++++ Information supplied
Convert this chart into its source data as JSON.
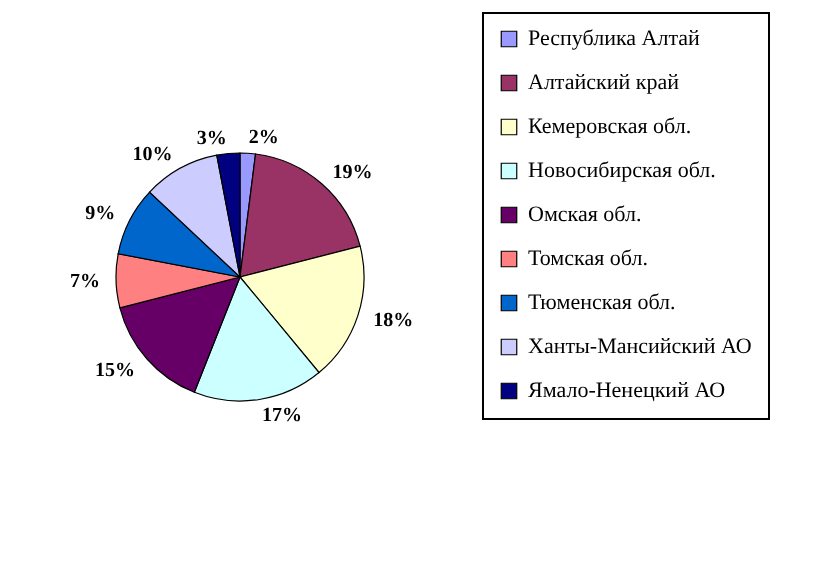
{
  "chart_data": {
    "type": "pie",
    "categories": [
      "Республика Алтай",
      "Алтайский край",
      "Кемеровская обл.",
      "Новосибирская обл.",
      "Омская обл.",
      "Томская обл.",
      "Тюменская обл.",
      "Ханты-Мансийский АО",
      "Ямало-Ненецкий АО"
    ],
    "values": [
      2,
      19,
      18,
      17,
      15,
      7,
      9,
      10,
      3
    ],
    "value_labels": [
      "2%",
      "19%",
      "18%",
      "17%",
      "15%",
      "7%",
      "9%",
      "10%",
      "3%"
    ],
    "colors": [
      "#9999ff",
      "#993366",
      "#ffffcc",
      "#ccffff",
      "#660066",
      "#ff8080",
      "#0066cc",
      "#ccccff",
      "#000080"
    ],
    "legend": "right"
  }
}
++++++++
- [Task directions]: In the copy, include no pictures; restate the listing above exactly.

- [Final result]:
Convert this chart into its source data as JSON.
{
  "chart_data": {
    "type": "pie",
    "categories": [
      "Республика Алтай",
      "Алтайский край",
      "Кемеровская обл.",
      "Новосибирская обл.",
      "Омская обл.",
      "Томская обл.",
      "Тюменская обл.",
      "Ханты-Мансийский АО",
      "Ямало-Ненецкий АО"
    ],
    "values": [
      2,
      19,
      18,
      17,
      15,
      7,
      9,
      10,
      3
    ],
    "value_labels": [
      "2%",
      "19%",
      "18%",
      "17%",
      "15%",
      "7%",
      "9%",
      "10%",
      "3%"
    ],
    "colors": [
      "#9999ff",
      "#993366",
      "#ffffcc",
      "#ccffff",
      "#660066",
      "#ff8080",
      "#0066cc",
      "#ccccff",
      "#000080"
    ],
    "legend": "right"
  }
}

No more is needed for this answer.